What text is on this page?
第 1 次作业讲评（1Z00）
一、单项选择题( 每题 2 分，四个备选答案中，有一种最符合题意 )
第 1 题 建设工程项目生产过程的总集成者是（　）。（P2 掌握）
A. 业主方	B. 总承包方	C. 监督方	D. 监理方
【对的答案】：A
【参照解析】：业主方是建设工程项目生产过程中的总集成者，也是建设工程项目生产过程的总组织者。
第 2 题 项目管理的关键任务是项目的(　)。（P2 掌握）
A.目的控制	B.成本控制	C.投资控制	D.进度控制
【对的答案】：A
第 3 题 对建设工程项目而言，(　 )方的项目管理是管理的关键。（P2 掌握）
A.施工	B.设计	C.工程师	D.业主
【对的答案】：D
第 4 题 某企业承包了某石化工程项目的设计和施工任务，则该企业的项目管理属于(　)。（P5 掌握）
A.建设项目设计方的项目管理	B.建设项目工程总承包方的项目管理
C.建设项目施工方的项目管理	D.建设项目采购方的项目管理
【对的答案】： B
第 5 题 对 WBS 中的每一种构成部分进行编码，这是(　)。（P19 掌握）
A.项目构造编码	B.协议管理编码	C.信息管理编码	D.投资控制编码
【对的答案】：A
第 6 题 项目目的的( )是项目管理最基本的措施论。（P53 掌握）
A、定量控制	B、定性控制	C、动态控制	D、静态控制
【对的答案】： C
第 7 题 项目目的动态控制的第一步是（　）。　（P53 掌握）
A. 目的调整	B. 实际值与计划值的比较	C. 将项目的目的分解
* * *
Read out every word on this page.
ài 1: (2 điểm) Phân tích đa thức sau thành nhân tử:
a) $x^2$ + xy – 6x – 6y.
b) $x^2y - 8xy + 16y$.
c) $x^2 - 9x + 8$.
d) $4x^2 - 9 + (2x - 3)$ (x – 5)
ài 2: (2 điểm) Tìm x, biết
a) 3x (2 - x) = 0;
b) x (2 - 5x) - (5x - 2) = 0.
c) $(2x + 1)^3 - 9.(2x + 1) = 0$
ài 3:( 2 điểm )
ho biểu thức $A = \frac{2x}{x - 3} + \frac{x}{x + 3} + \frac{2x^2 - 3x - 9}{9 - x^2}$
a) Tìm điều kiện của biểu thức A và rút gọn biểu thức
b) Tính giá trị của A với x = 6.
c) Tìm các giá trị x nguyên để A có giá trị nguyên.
* * *
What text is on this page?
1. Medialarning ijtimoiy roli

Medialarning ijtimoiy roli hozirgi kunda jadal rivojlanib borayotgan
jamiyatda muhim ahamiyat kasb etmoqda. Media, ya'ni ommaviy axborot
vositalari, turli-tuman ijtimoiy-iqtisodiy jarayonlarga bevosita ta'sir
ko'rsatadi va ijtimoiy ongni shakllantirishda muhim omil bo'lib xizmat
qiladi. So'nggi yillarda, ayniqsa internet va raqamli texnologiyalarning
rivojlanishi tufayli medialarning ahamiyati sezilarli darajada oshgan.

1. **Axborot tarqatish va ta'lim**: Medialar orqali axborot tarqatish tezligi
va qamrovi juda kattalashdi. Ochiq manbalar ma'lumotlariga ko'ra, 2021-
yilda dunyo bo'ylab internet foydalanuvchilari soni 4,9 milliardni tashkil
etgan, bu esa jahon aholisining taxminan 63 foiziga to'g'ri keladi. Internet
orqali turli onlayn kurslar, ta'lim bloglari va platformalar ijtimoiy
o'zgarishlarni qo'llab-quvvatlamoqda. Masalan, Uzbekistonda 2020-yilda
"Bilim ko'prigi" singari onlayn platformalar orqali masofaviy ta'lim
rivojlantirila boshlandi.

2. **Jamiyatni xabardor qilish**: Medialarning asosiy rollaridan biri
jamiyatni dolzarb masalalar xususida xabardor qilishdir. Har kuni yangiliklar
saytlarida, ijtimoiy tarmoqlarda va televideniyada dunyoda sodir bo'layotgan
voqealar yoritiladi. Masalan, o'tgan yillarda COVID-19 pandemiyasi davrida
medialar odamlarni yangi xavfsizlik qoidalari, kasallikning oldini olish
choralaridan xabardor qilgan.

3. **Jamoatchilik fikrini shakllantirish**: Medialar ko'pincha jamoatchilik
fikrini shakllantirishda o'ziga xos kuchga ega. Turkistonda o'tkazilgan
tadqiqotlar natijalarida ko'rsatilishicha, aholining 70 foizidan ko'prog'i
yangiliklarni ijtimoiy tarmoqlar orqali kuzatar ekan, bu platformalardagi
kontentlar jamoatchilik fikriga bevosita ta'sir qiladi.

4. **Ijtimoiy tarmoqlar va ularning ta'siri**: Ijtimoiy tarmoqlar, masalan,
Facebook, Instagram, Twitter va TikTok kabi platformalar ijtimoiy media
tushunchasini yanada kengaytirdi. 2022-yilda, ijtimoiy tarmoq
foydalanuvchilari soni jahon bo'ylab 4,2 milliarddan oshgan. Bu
* * *
DIRECTIVE: Pick out every line above that contains the word "bevosita" and copy it.

COMPLETE OUTPUT:
vositalari, turli-tuman ijtimoiy-iqtisodiy jarayonlarga bevosita ta'sir
kontentlar jamoatchilik fikriga bevosita ta'sir qiladi.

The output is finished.